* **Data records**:
•••••

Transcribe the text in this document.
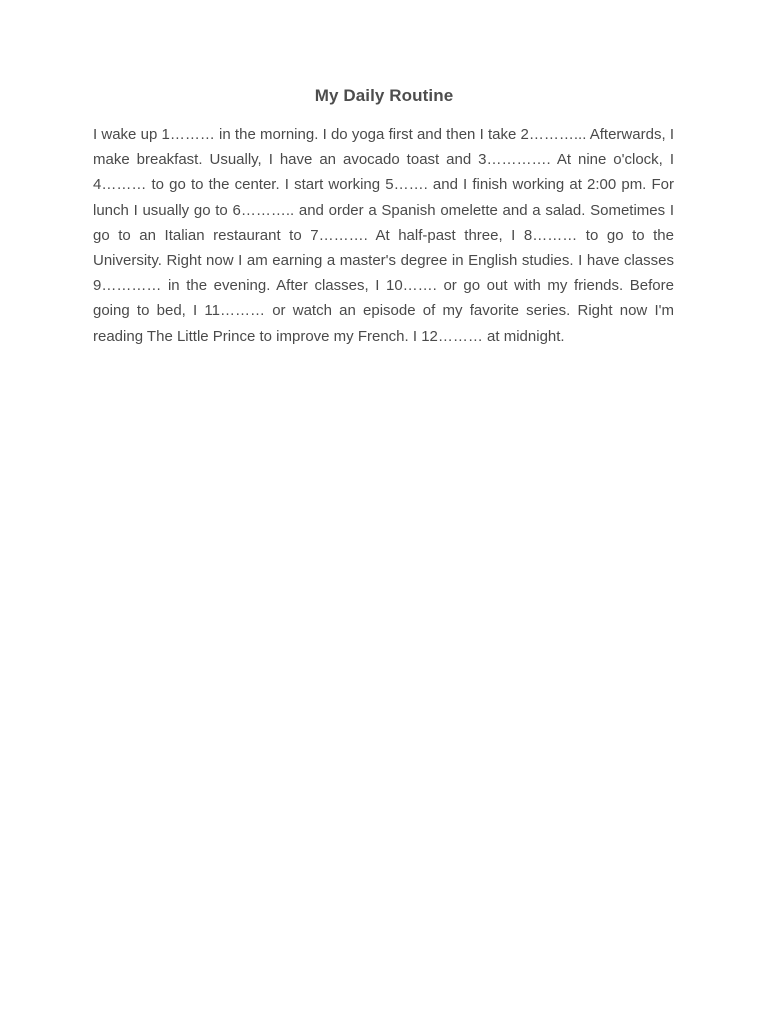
My Daily Routine

I wake up 1……… in the morning. I do yoga first and then I take 2………... Afterwards, I make breakfast. Usually, I have an avocado toast and 3…………. At nine o'clock, I 4……… to go to the center. I start working 5……. and I finish working at 2:00 pm. For lunch I usually go to 6……….. and order a Spanish omelette and a salad. Sometimes I go to an Italian restaurant to 7………. At half-past three, I 8……… to go to the University. Right now I am earning a master's degree in English studies. I have classes 9………… in the evening. After classes, I 10……. or go out with my friends. Before going to bed, I 11……… or watch an episode of my favorite series. Right now I'm reading The Little Prince to improve my French. I 12……… at midnight.
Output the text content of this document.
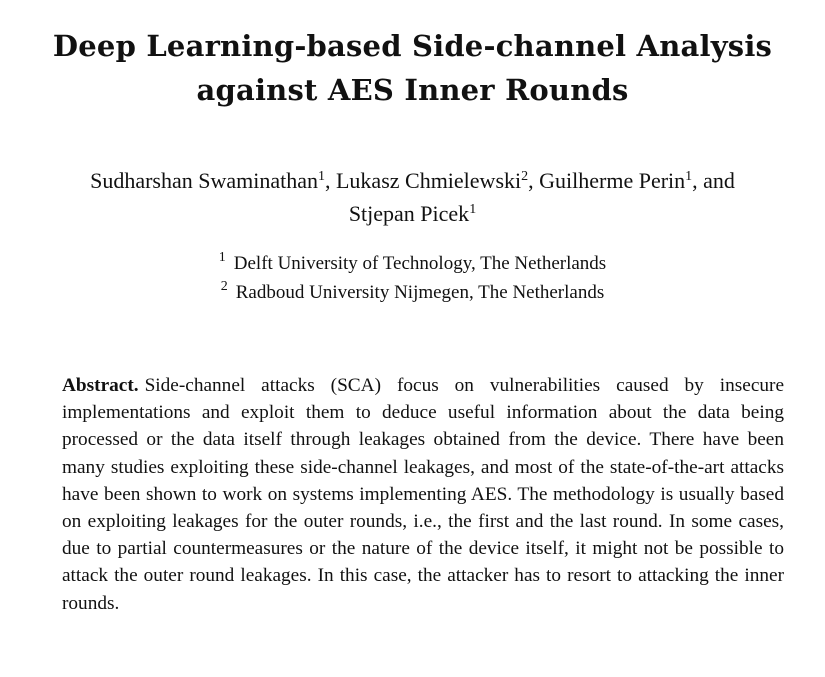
Deep Learning-based Side-channel Analysis
against AES Inner Rounds
Sudharshan Swaminathan$^1$, Lukasz Chmielewski$^2$, Guilherme Perin$^1$, and
Stjepan Picek$^1$
$^1$ Delft University of Technology, The Netherlands
$^2$ Radboud University Nijmegen, The Netherlands
Abstract. Side-channel attacks (SCA) focus on vulnerabilities caused by insecure implementations and exploit them to deduce useful information about the data being processed or the data itself through leakages obtained from the device. There have been many studies exploiting these side-channel leakages, and most of the state-of-the-art attacks have been shown to work on systems implementing AES. The methodology is usually based on exploiting leakages for the outer rounds, i.e., the first and the last round. In some cases, due to partial countermeasures or the nature of the device itself, it might not be possible to attack the outer round leakages. In this case, the attacker has to resort to attacking the inner rounds.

•••••

* **THE REQUEST**: Scan the material above. Return every line containing the string "channel".

* **ANSWER IN FULL**:
Deep Learning-based Side-channel Analysis
Abstract. Side-channel attacks (SCA) focus on vulnerabilities caused by insecure implementations and exploit them to deduce useful information about the data being processed or the data itself through leakages obtained from the device. There have been many studies exploiting these side-channel leakages, and most of the state-of-the-art attacks have been shown to work on systems implementing AES. The methodology is usually based on exploiting leakages for the outer rounds, i.e., the first and the last round. In some cases, due to partial countermeasures or the nature of the device itself, it might not be possible to attack the outer round leakages. In this case, the attacker has to resort to attacking the inner rounds.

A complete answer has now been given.